**SUPPLIED PASSAGE**
The Kyoto Protocol of 1997 started the ball rolling, by laying out international CO2 emissions goals and started to build the regulations to back them.

With that, Governments gave allowances to industries which would allow them to emit up to a certain level, but for any excess they would either have to cut, or purchase excess emission’s ‘permission slips’ from other companies not using their full allotment, or who had cut down below their level and now had excess ‘permission slips’ to sell. Obviously if I was running a huge cement factory and happened to also be the brother of the country’s President then I would work very hard to increase as much as possible my allowances over the weekend family Barbecue as our kids played around us, but in essence this started the ball rolling as each ‘permission slip’ a.k.a ‘Carbon Credit’ equalled one ton of CO2 emissions (as per our dramatic title photo this week).

So a company buys a carbon credit (or carbon allowance), from the government and gains permission to generate one ton of CO2. Which is nice and easy, but paying a Government is one thing, moving that money into projects that could solve climate change and fighting the battle close up is another thing, and so we turn to Verified Carbon Credits (‘VCC’) and with it the Voluntary Carbon Market (VCM). *Just note that ‘VCC’ is ‘Verified’ not ‘Voluntary’ - one ‘voluntarily’ buys ‘Verified Carbon Credits’ on a ‘Voluntary Carbon Market’. Glad we sorted that out!

The US Treasury (here) then moves us on:

“In addition to [VCC’s] potential to drive decarbonization efforts, VCMs also have the potential to generate economic opportunity…through projects and programs in developing countries. VCMs can serve as an important source of revenue, enabling finance that advances decarbonization and provides critical economic support to many who need it.”

What this means is that now those polluters in the Global North (or anywhere - we are not choosy!) can purchase a VCC linked to a project in the Global South (again anywhere will do), for whom the project could not work if it were not for the extra injection of cash from the VCC (this is important and we shall come back to that one!). Sitting in your airline seat you will feel very smug that the £10 extra you paid ‘to cover your carbon Footprint’ is now going to some project holding back the flood waters in Mozambique or Lagos (ok, we’ll come back to that too!).

Vigilant readers will have noticed the one way street of cash mainly flowing from North to South, but even if one did not care too much about the fact that the North’s Industrial Revolutions started all of this, even today: “About 60% of GHG emissions come from just 10 countries, while the 100 least-emitting contributed less than 3%. Energy makes up nearly three-quarters of global emissions…” (here), with electricity being the largest.

**DATA SUPPLIED**
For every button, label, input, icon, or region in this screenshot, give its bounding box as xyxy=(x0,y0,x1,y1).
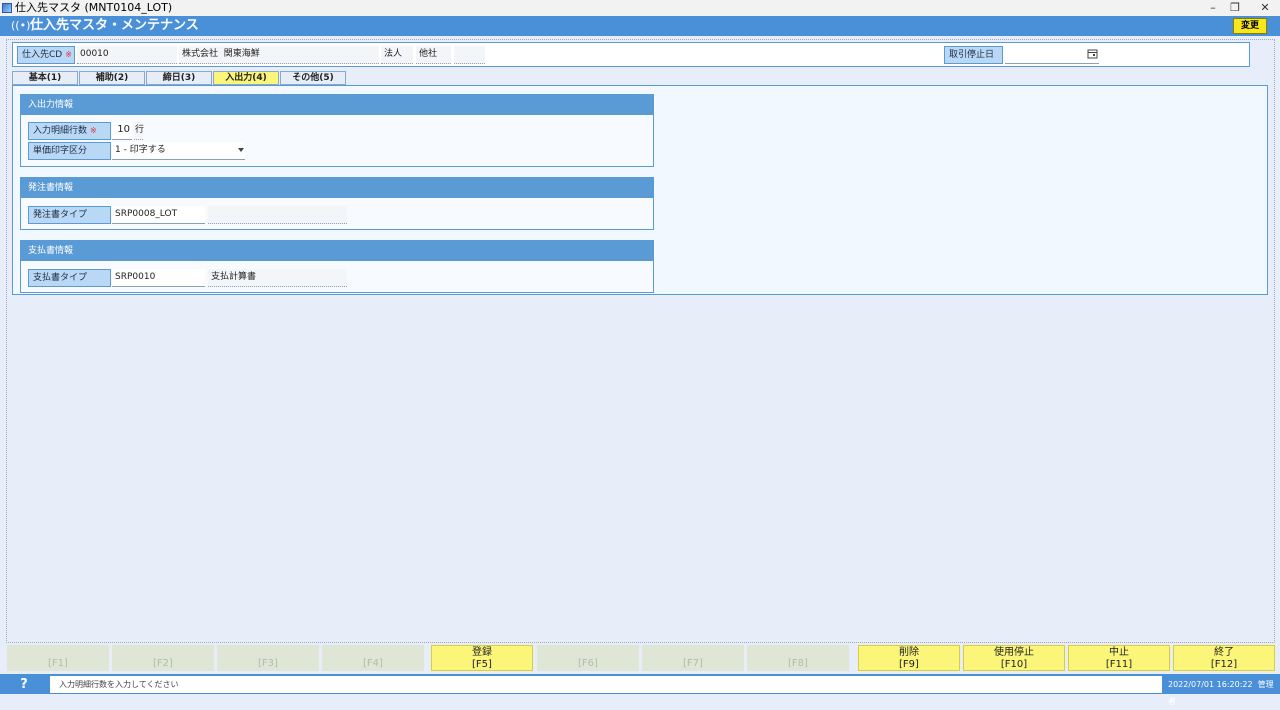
f3-key: [F3] xyxy=(258,658,278,669)
rows-label-text: 入力明細行数 xyxy=(33,126,88,136)
f9-label: 削除 xyxy=(899,647,919,658)
f7-button[interactable]: [F7] xyxy=(642,645,744,671)
f1-label xyxy=(7,646,109,658)
suspend-use-button[interactable]: 使用停止 [F10] xyxy=(963,645,1065,671)
corp-label: 法人 xyxy=(381,46,413,64)
f8-button[interactable]: [F8] xyxy=(747,645,849,671)
f12-key: [F12] xyxy=(1210,659,1238,670)
payment-section-title: 支払書情報 xyxy=(21,241,653,261)
payment-type-label: 支払書タイプ xyxy=(28,269,111,287)
register-button[interactable]: 登録 [F5] xyxy=(431,645,533,671)
f6-key: [F6] xyxy=(578,658,598,669)
payment-type-name: 支払計算書 xyxy=(208,269,347,287)
tab-input-output[interactable]: 入出力(4) xyxy=(213,71,279,85)
supplier-cd-label: 仕入先CD ※ xyxy=(17,46,75,64)
rows-unit: 行 xyxy=(134,122,144,140)
company-name-field: 株式会社 関東海鮮 xyxy=(179,46,379,64)
f5-key: [F5] xyxy=(472,659,492,670)
f5-label: 登録 xyxy=(472,647,492,658)
other-value xyxy=(454,46,485,64)
page-title: 仕入先マスタ・メンテナンス xyxy=(30,18,199,33)
stop-date-label: 取引停止日 xyxy=(944,46,1003,64)
window-title: 仕入先マスタ (MNT0104_LOT) xyxy=(15,1,173,14)
f6-button[interactable]: [F6] xyxy=(537,645,639,671)
f3-button[interactable]: [F3] xyxy=(217,645,319,671)
f11-key: [F11] xyxy=(1105,659,1133,670)
supplier-cd-label-text: 仕入先CD xyxy=(22,50,63,60)
change-button[interactable]: 変更 xyxy=(1233,18,1267,34)
rows-input[interactable]: 10 xyxy=(112,122,132,140)
payment-type-input[interactable]: SRP0010 xyxy=(112,269,205,287)
unit-price-value: 1 - 印字する xyxy=(115,145,166,155)
f7-label xyxy=(642,646,744,658)
window-titlebar: 仕入先マスタ (MNT0104_LOT) – ❐ ✕ xyxy=(0,0,1280,16)
order-section-title: 発注書情報 xyxy=(21,178,653,198)
other-label: 他社 xyxy=(416,46,451,64)
chevron-down-icon[interactable] xyxy=(238,148,244,152)
tab-other[interactable]: その他(5) xyxy=(280,71,346,85)
f10-label: 使用停止 xyxy=(994,647,1034,658)
io-section-title: 入出力情報 xyxy=(21,95,653,115)
f2-key: [F2] xyxy=(153,658,173,669)
rows-label: 入力明細行数 ※ xyxy=(28,122,111,140)
required-mark: ※ xyxy=(90,126,97,135)
status-datetime-user: 2022/07/01 16:20:22 管理者 xyxy=(1168,676,1278,706)
f12-label: 終了 xyxy=(1214,647,1234,658)
tab-auxiliary[interactable]: 補助(2) xyxy=(79,71,145,85)
stop-date-input[interactable] xyxy=(1005,46,1099,64)
exit-button[interactable]: 終了 [F12] xyxy=(1173,645,1275,671)
order-type-input[interactable]: SRP0008_LOT xyxy=(112,206,205,224)
f4-label xyxy=(322,646,424,658)
f1-button[interactable]: [F1] xyxy=(7,645,109,671)
status-message: 入力明細行数を入力してください xyxy=(50,676,1162,693)
company-name: 関東海鮮 xyxy=(223,49,260,59)
order-type-label: 発注書タイプ xyxy=(28,206,111,224)
order-type-name xyxy=(208,206,347,224)
f11-label: 中止 xyxy=(1109,647,1129,658)
f8-key: [F8] xyxy=(788,658,808,669)
calendar-icon[interactable] xyxy=(1087,48,1098,59)
required-mark: ※ xyxy=(65,50,72,59)
unit-price-select[interactable]: 1 - 印字する xyxy=(112,142,245,160)
f3-label xyxy=(217,646,319,658)
delete-button[interactable]: 削除 [F9] xyxy=(858,645,960,671)
f6-label xyxy=(537,646,639,658)
f2-label xyxy=(112,646,214,658)
tab-closing-date[interactable]: 締日(3) xyxy=(146,71,212,85)
unit-price-label: 単価印字区分 xyxy=(28,142,111,160)
help-icon[interactable]: ? xyxy=(6,676,42,693)
app-header: ((•)) 仕入先マスタ・メンテナンス xyxy=(0,16,1280,36)
f8-label xyxy=(747,646,849,658)
f1-key: [F1] xyxy=(48,658,68,669)
supplier-cd-value: 00010 xyxy=(77,46,177,64)
close-icon[interactable]: ✕ xyxy=(1252,0,1278,16)
f10-key: [F10] xyxy=(1000,659,1028,670)
company-type: 株式会社 xyxy=(182,49,219,59)
f4-key: [F4] xyxy=(363,658,383,669)
f4-button[interactable]: [F4] xyxy=(322,645,424,671)
status-datetime: 2022/07/01 16:20:22 xyxy=(1168,680,1253,689)
f2-button[interactable]: [F2] xyxy=(112,645,214,671)
tab-basic[interactable]: 基本(1) xyxy=(12,71,78,85)
cancel-button[interactable]: 中止 [F11] xyxy=(1068,645,1170,671)
f7-key: [F7] xyxy=(683,658,703,669)
restore-icon[interactable]: ❐ xyxy=(1222,0,1248,16)
f9-key: [F9] xyxy=(899,659,919,670)
app-icon xyxy=(2,3,12,13)
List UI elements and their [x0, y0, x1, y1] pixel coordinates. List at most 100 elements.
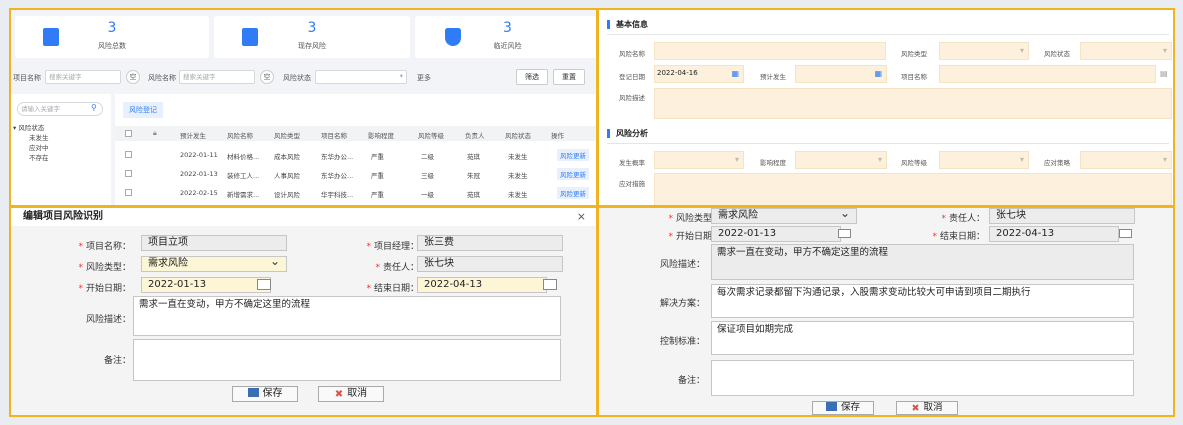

**INSTRUCTIONS FOR THE TASK**
Can you continue the passage on carbon credits from its final sentence onward? The lines that come after the carbon credits passage have no connection to it.

**SOLVED EXERCISE**
Think Electricity is global, so we must stop picking on the Global North? 700 million people do not have access to electricity of which 600 million live in Africa [With all these stats, I’m beginning to realise why so few people invite you to dinner! - Ed].

So why does this work? Why is it that large companies actually reduce their emissions just because a price has been put on it, whilst so many continue to believe that Carbon Credits just give a permission to pollute. Trove Research found it was exactly because a price had been put upon it, that the accountants then got involved, and so it became something unable to brush under the carpet. It was suddenly a cost to be discussed at a high level…

So what’s the problem?

As U.S. Secretary of the Treasury Janet L. Yellen said (here): “[VCM] can help unlock the power of private markets to reduce emissions, but that can only happen if we address significant existing challenges…” 

Significant challenges? Well we promised we would return to the Elephant in the room. It is true, it is so difficult to catch and measure a ton of CO2. This also has to be an additional ton of CO2 to what was there before the project started, or in the case of threats to huge forests, it really did need to be a serious threat, not just one imagined (as here). As the authors write: “We found that most projects have not significantly reduced deforestation. For projects that did, reductions were substantially lower than claimed.”

Or if one created cook stoves, one did have to actually measure how much biomass fuel was saved and actually check that these were being used(!), hence the recent cancellation by VERRA (see here).

But hold on - does that mean we just give up? Every year, an estimated 3.2 million people die prematurely from household air pollution caused by cooking in smoke filled rooms and most of those will be women and children and of course most of those will be in Africa with no access to electricity.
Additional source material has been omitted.